Using the data below, determine the number of lines that include the string "Springs". Write only that number.

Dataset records
<<<<

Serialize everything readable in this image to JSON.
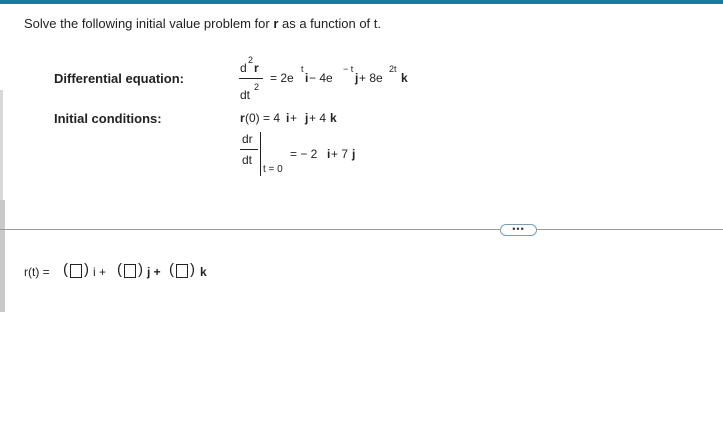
{
  "prompt": {
    "pre": "Solve the following initial value problem for ",
    "bold_var": "r",
    "post": " as a function of t."
  },
  "labels": {
    "diff_eq": "Differential equation:",
    "init_cond": "Initial conditions:"
  },
  "diff_eq": {
    "num": "d",
    "num_exp": "2",
    "num_var": "r",
    "den": "dt",
    "den_exp": "2",
    "rhs_a": "= 2e",
    "rhs_a_exp": "t",
    "rhs_i": "i",
    "rhs_b": " − 4e",
    "rhs_b_exp": "− t",
    "rhs_j": "j",
    "rhs_c": " + 8e",
    "rhs_c_exp": "2t",
    "rhs_k": "k"
  },
  "init": {
    "r0_func": "r",
    "r0_rest": "(0) = 4",
    "r0_i": "i",
    "r0_plus1": " + ",
    "r0_j": "j",
    "r0_plus2": " + 4",
    "r0_k": "k",
    "dr_num": "dr",
    "dr_den": "dt",
    "dr_eval": "t = 0",
    "dr_rhs": "= − 2",
    "dr_i": "i",
    "dr_plus": " + 7",
    "dr_j": "j"
  },
  "more_button_label": "•••",
  "answer": {
    "prefix": "r(t) = ",
    "open": "(",
    "close": ")",
    "i_label": "i +",
    "j_label": "j +",
    "k_label": "k",
    "values": [
      "",
      "",
      ""
    ]
  }
}
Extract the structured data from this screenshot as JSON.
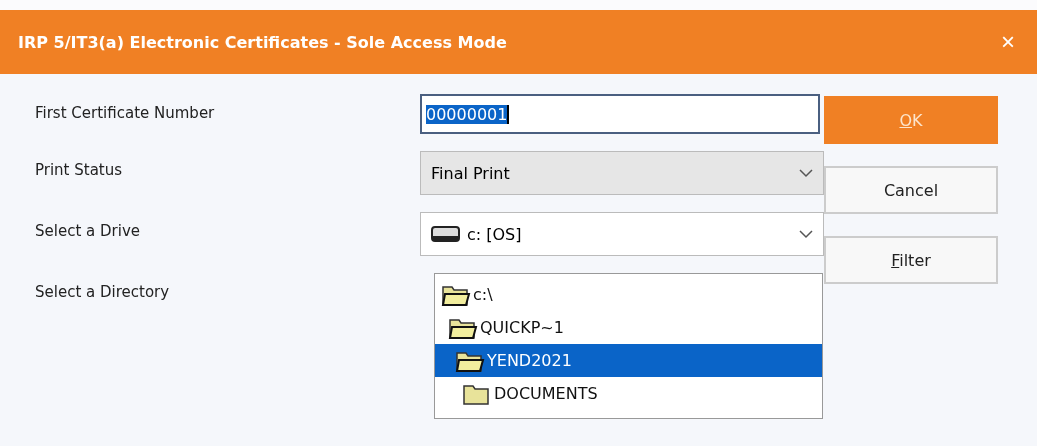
{
  "window": {
    "title": "IRP 5/IT3(a) Electronic Certificates - Sole Access Mode",
    "close": "×"
  },
  "fields": [
    {
      "kind": "text",
      "label": "First Certificate Number",
      "value": "00000001",
      "text_selected": true
    },
    {
      "kind": "select",
      "label": "Print Status",
      "value": "Final Print",
      "disabled": true
    },
    {
      "kind": "drive",
      "label": "Select a Drive",
      "value": "c: [OS]",
      "disabled": false
    },
    {
      "kind": "tree",
      "label": "Select a Directory"
    }
  ],
  "directories": [
    {
      "name": "c:\\",
      "open": true,
      "selected": false,
      "children": [
        {
          "name": "QUICKP~1",
          "open": true,
          "selected": false,
          "children": [
            {
              "name": "YEND2021",
              "open": true,
              "selected": true,
              "children": [
                {
                  "name": "DOCUMENTS",
                  "open": false,
                  "selected": false
                }
              ]
            }
          ]
        }
      ]
    }
  ],
  "buttons": [
    {
      "key": "O",
      "rest": "K",
      "default": true
    },
    {
      "rest": "Cancel",
      "default": false
    },
    {
      "key": "F",
      "rest": "ilter",
      "default": false
    }
  ]
}
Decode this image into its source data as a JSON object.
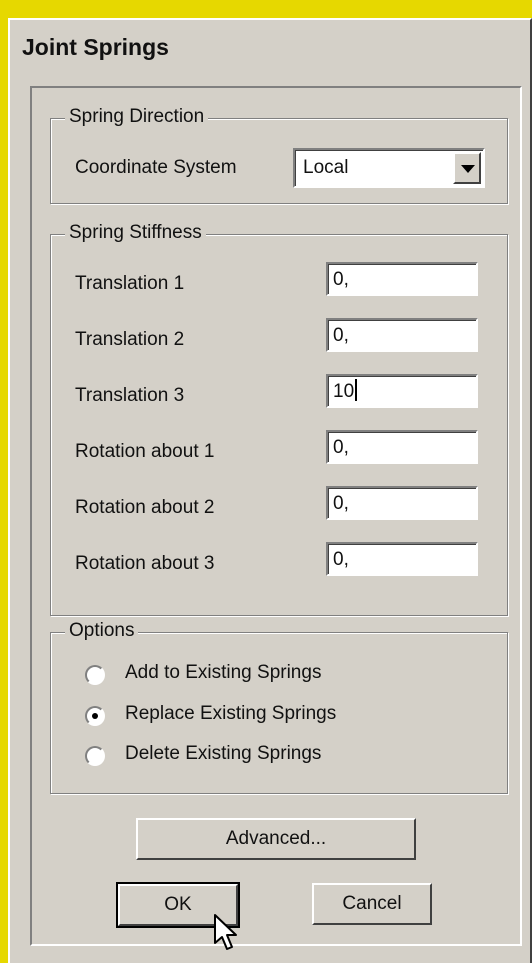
{
  "window": {
    "title": "Joint Springs"
  },
  "spring_direction": {
    "title": "Spring Direction",
    "coordinate_system_label": "Coordinate System",
    "coordinate_system_value": "Local"
  },
  "spring_stiffness": {
    "title": "Spring Stiffness",
    "rows": [
      {
        "label": "Translation 1",
        "value": "0,"
      },
      {
        "label": "Translation 2",
        "value": "0,"
      },
      {
        "label": "Translation 3",
        "value": "10"
      },
      {
        "label": "Rotation about 1",
        "value": "0,"
      },
      {
        "label": "Rotation about 2",
        "value": "0,"
      },
      {
        "label": "Rotation about 3",
        "value": "0,"
      }
    ]
  },
  "options": {
    "title": "Options",
    "items": [
      {
        "label": "Add to Existing Springs",
        "checked": false
      },
      {
        "label": "Replace Existing Springs",
        "checked": true
      },
      {
        "label": "Delete Existing Springs",
        "checked": false
      }
    ]
  },
  "buttons": {
    "advanced": "Advanced...",
    "ok": "OK",
    "cancel": "Cancel"
  },
  "colors": {
    "background": "#e6d800",
    "dialog": "#d4d0c8"
  }
}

>>>>

→ **OUTPUT OF THE TASK**:
4